Records for the exercise:
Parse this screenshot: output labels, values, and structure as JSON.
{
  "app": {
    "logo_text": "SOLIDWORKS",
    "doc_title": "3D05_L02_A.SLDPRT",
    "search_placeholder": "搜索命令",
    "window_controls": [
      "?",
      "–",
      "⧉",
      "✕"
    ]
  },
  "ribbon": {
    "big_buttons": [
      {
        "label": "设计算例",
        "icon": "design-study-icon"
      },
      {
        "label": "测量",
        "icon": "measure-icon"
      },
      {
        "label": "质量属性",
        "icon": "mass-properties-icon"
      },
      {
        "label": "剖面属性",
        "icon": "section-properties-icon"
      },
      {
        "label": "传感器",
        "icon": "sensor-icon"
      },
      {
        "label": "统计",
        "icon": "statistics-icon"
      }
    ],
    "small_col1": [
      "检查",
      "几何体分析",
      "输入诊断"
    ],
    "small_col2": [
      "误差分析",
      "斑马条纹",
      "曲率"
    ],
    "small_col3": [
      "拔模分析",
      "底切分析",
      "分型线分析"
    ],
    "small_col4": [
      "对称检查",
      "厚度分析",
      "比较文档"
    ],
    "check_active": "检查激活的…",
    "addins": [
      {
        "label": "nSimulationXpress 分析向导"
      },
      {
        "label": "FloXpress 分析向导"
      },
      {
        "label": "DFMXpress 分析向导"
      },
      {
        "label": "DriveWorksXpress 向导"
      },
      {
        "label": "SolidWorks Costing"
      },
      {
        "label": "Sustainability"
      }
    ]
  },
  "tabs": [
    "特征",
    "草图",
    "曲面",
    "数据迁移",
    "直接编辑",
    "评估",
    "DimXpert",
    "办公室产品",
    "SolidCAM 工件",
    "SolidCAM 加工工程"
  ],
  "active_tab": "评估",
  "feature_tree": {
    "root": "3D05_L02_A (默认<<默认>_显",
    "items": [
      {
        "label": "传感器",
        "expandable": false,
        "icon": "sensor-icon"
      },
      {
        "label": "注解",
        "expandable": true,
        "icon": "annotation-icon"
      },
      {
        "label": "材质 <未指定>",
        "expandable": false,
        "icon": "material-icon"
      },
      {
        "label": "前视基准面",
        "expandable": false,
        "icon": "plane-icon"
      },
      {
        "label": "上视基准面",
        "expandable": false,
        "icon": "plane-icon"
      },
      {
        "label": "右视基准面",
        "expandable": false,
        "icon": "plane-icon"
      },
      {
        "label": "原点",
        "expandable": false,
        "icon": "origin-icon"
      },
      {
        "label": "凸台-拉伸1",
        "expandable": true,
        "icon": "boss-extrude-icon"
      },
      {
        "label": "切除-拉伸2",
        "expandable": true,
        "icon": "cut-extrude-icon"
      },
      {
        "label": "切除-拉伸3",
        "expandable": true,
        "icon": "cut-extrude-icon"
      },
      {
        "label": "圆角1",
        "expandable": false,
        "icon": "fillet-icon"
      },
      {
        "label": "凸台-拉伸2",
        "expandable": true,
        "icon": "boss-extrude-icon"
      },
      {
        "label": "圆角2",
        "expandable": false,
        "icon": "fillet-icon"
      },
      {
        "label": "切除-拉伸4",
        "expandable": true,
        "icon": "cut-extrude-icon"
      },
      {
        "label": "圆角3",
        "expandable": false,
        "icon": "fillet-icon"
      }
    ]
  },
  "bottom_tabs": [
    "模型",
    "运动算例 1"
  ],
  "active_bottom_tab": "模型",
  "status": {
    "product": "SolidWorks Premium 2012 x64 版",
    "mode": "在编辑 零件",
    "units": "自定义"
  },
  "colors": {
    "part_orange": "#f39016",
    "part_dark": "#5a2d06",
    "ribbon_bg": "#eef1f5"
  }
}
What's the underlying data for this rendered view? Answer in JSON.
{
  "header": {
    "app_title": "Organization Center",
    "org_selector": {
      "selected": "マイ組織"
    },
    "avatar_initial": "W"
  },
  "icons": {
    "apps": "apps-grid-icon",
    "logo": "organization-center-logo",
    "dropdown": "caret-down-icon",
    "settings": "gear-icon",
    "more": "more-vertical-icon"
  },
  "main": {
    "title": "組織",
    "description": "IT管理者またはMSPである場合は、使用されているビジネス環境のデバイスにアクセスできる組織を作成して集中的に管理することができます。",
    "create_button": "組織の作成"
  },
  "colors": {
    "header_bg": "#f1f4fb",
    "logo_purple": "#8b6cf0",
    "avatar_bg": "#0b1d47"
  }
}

Problem to work on:
Here, the records must be output exactly and in full.

Exercise answer:
Parse this screenshot: output labels, values, and structure as JSON.
{
  "app": {
    "logo_text": "SOLIDWORKS",
    "doc_title": "3D05_L02_A.SLDPRT",
    "search_placeholder": "搜索命令",
    "window_controls": [
      "?",
      "–",
      "⧉",
      "✕"
    ]
  },
  "ribbon": {
    "big_buttons": [
      {
        "label": "设计算例",
        "icon": "design-study-icon"
      },
      {
        "label": "测量",
        "icon": "measure-icon"
      },
      {
        "label": "质量属性",
        "icon": "mass-properties-icon"
      },
      {
        "label": "剖面属性",
        "icon": "section-properties-icon"
      },
      {
        "label": "传感器",
        "icon": "sensor-icon"
      },
      {
        "label": "统计",
        "icon": "statistics-icon"
      }
    ],
    "small_col1": [
      "检查",
      "几何体分析",
      "输入诊断"
    ],
    "small_col2": [
      "误差分析",
      "斑马条纹",
      "曲率"
    ],
    "small_col3": [
      "拔模分析",
      "底切分析",
      "分型线分析"
    ],
    "small_col4": [
      "对称检查",
      "厚度分析",
      "比较文档"
    ],
    "check_active": "检查激活的…",
    "addins": [
      {
        "label": "nSimulationXpress 分析向导"
      },
      {
        "label": "FloXpress 分析向导"
      },
      {
        "label": "DFMXpress 分析向导"
      },
      {
        "label": "DriveWorksXpress 向导"
      },
      {
        "label": "SolidWorks Costing"
      },
      {
        "label": "Sustainability"
      }
    ]
  },
  "tabs": [
    "特征",
    "草图",
    "曲面",
    "数据迁移",
    "直接编辑",
    "评估",
    "DimXpert",
    "办公室产品",
    "SolidCAM 工件",
    "SolidCAM 加工工程"
  ],
  "active_tab": "评估",
  "feature_tree": {
    "root": "3D05_L02_A (默认<<默认>_显",
    "items": [
      {
        "label": "传感器",
        "expandable": false,
        "icon": "sensor-icon"
      },
      {
        "label": "注解",
        "expandable": true,
        "icon": "annotation-icon"
      },
      {
        "label": "材质 <未指定>",
        "expandable": false,
        "icon": "material-icon"
      },
      {
        "label": "前视基准面",
        "expandable": false,
        "icon": "plane-icon"
      },
      {
        "label": "上视基准面",
        "expandable": false,
        "icon": "plane-icon"
      },
      {
        "label": "右视基准面",
        "expandable": false,
        "icon": "plane-icon"
      },
      {
        "label": "原点",
        "expandable": false,
        "icon": "origin-icon"
      },
      {
        "label": "凸台-拉伸1",
        "expandable": true,
        "icon": "boss-extrude-icon"
      },
      {
        "label": "切除-拉伸2",
        "expandable": true,
        "icon": "cut-extrude-icon"
      },
      {
        "label": "切除-拉伸3",
        "expandable": true,
        "icon": "cut-extrude-icon"
      },
      {
        "label": "圆角1",
        "expandable": false,
        "icon": "fillet-icon"
      },
      {
        "label": "凸台-拉伸2",
        "expandable": true,
        "icon": "boss-extrude-icon"
      },
      {
        "label": "圆角2",
        "expandable": false,
        "icon": "fillet-icon"
      },
      {
        "label": "切除-拉伸4",
        "expandable": true,
        "icon": "cut-extrude-icon"
      },
      {
        "label": "圆角3",
        "expandable": false,
        "icon": "fillet-icon"
      }
    ]
  },
  "bottom_tabs": [
    "模型",
    "运动算例 1"
  ],
  "active_bottom_tab": "模型",
  "status": {
    "product": "SolidWorks Premium 2012 x64 版",
    "mode": "在编辑 零件",
    "units": "自定义"
  },
  "colors": {
    "part_orange": "#f39016",
    "part_dark": "#5a2d06",
    "ribbon_bg": "#eef1f5"
  }
}
What's the underlying data for this rendered view? Answer in JSON.
{
  "header": {
    "app_title": "Organization Center",
    "org_selector": {
      "selected": "マイ組織"
    },
    "avatar_initial": "W"
  },
  "icons": {
    "apps": "apps-grid-icon",
    "logo": "organization-center-logo",
    "dropdown": "caret-down-icon",
    "settings": "gear-icon",
    "more": "more-vertical-icon"
  },
  "main": {
    "title": "組織",
    "description": "IT管理者またはMSPである場合は、使用されているビジネス環境のデバイスにアクセスできる組織を作成して集中的に管理することができます。",
    "create_button": "組織の作成"
  },
  "colors": {
    "header_bg": "#f1f4fb",
    "logo_purple": "#8b6cf0",
    "avatar_bg": "#0b1d47"
  }
}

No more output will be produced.